▸ EXERCISE AIM
Reproduce each line of the listing exactly.
***** DATA FOR THE TASK
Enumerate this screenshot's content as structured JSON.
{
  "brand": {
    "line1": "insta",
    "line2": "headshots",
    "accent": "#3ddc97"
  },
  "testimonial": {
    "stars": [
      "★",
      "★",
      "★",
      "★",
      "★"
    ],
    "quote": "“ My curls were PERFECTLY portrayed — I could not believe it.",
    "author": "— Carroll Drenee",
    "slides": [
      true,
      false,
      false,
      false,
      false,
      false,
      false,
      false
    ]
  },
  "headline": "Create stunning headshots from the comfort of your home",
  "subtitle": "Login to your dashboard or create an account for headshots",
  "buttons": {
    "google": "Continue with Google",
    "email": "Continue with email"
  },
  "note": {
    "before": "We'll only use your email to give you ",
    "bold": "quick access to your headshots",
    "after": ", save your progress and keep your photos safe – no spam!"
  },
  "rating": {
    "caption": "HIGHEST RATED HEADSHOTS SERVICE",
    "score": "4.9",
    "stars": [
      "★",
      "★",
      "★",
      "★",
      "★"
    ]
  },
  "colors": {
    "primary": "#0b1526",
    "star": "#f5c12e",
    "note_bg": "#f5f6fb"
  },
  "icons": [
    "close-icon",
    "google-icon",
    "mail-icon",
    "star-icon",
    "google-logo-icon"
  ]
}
**********
▸ EXPECTED ANSWER
Enumerate this screenshot's content as structured JSON.
{
  "brand": {
    "line1": "insta",
    "line2": "headshots",
    "accent": "#3ddc97"
  },
  "testimonial": {
    "stars": [
      "★",
      "★",
      "★",
      "★",
      "★"
    ],
    "quote": "“ My curls were PERFECTLY portrayed — I could not believe it.",
    "author": "— Carroll Drenee",
    "slides": [
      true,
      false,
      false,
      false,
      false,
      false,
      false,
      false
    ]
  },
  "headline": "Create stunning headshots from the comfort of your home",
  "subtitle": "Login to your dashboard or create an account for headshots",
  "buttons": {
    "google": "Continue with Google",
    "email": "Continue with email"
  },
  "note": {
    "before": "We'll only use your email to give you ",
    "bold": "quick access to your headshots",
    "after": ", save your progress and keep your photos safe – no spam!"
  },
  "rating": {
    "caption": "HIGHEST RATED HEADSHOTS SERVICE",
    "score": "4.9",
    "stars": [
      "★",
      "★",
      "★",
      "★",
      "★"
    ]
  },
  "colors": {
    "primary": "#0b1526",
    "star": "#f5c12e",
    "note_bg": "#f5f6fb"
  },
  "icons": [
    "close-icon",
    "google-icon",
    "mail-icon",
    "star-icon",
    "google-logo-icon"
  ]
}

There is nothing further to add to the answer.